• THE TASK
Find each line with the word "value" and copy it.
╭──
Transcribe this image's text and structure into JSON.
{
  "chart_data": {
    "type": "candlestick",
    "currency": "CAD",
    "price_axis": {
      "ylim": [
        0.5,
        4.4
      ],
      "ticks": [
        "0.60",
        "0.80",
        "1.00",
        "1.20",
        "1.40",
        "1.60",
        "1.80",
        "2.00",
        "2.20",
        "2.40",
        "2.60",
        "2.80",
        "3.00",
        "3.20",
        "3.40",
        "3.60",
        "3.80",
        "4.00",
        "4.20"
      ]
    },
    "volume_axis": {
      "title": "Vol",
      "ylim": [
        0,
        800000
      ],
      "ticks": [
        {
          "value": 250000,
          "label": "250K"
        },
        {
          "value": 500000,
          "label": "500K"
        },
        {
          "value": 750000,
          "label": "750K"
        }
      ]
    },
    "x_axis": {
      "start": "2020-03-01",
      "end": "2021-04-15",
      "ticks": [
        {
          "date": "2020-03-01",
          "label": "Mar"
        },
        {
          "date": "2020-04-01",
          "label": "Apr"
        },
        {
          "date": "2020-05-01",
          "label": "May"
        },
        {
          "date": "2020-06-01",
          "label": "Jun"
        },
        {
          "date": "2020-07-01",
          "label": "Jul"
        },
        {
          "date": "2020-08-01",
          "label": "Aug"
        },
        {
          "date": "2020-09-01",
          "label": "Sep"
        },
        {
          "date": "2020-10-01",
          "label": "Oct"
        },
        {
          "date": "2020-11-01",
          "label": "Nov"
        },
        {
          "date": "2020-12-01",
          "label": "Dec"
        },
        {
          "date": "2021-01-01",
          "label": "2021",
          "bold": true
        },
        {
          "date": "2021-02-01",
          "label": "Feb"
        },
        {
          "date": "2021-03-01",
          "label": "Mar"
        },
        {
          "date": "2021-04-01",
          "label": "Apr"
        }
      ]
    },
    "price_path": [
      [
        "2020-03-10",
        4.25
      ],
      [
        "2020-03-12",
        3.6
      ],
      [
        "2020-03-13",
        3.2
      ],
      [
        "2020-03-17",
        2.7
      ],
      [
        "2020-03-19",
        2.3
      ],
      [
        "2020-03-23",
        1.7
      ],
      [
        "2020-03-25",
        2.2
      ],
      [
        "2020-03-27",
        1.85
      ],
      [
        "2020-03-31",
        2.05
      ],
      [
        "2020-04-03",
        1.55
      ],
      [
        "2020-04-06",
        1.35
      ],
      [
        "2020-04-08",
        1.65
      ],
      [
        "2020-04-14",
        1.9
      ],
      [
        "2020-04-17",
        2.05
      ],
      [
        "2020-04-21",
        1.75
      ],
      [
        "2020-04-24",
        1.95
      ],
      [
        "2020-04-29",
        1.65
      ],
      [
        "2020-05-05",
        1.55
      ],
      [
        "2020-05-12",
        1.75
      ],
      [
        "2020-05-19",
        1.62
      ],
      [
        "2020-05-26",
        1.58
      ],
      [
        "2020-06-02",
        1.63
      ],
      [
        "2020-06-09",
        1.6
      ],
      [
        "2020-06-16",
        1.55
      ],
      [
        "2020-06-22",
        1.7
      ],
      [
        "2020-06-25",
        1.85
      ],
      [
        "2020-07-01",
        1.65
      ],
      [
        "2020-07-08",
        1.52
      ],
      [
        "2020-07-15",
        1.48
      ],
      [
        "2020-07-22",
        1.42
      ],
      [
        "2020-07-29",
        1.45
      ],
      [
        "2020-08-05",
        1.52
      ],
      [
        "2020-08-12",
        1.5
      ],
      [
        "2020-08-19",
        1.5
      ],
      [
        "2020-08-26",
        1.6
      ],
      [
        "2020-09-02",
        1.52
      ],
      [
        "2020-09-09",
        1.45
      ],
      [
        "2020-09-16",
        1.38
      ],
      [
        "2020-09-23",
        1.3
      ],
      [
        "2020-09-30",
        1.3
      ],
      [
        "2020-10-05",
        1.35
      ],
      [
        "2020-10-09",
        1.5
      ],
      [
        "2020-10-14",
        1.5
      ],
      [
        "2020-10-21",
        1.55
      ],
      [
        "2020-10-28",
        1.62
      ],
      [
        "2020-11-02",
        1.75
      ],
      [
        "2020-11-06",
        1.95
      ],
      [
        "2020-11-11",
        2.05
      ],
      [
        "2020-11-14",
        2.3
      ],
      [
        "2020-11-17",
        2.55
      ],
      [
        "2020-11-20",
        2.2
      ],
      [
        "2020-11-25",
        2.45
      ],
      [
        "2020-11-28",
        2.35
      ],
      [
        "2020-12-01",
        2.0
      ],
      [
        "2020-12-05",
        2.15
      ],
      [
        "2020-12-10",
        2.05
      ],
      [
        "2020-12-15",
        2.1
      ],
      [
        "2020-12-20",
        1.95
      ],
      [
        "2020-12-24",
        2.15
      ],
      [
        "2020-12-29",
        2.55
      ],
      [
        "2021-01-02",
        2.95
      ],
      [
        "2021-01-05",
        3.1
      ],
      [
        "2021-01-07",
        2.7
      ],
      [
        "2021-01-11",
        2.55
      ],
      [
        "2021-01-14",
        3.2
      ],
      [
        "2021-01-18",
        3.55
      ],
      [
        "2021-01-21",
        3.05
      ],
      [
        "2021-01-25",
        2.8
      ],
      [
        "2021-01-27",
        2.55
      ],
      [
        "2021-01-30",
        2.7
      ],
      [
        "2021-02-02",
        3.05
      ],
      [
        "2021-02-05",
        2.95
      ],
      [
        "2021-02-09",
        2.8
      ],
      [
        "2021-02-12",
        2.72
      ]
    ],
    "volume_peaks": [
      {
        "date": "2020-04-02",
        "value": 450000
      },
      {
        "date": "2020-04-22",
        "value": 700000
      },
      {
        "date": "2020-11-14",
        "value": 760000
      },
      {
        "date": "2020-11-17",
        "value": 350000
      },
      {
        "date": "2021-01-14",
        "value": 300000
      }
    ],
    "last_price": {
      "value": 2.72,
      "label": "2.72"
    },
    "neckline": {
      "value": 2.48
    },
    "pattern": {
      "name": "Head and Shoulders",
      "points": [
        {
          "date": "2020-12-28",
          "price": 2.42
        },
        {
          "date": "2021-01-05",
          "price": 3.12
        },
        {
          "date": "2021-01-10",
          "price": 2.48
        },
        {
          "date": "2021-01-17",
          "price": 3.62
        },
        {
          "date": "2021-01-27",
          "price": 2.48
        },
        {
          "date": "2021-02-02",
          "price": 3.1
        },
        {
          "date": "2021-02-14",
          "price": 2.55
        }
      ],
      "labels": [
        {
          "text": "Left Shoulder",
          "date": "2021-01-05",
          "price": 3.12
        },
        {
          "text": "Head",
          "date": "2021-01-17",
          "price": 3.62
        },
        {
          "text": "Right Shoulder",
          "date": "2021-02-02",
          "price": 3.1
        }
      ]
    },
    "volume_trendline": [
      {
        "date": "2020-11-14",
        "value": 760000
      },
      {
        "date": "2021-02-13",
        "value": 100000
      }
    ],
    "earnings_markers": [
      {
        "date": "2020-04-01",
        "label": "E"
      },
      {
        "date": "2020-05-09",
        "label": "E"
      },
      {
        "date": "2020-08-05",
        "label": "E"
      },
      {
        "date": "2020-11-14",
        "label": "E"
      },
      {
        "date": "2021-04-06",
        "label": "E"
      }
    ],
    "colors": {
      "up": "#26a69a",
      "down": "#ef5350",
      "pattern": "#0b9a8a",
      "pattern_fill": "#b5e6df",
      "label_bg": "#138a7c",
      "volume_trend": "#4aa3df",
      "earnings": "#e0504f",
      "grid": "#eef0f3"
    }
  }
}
╰──
• WRITTEN RESPONSE
          "value": 250000,
          "value": 500000,
          "value": 750000,
        "value": 450000
        "value": 700000
        "value": 760000
        "value": 350000
        "value": 300000
      "value": 2.72,
      "value": 2.48
        "value": 760000
        "value": 100000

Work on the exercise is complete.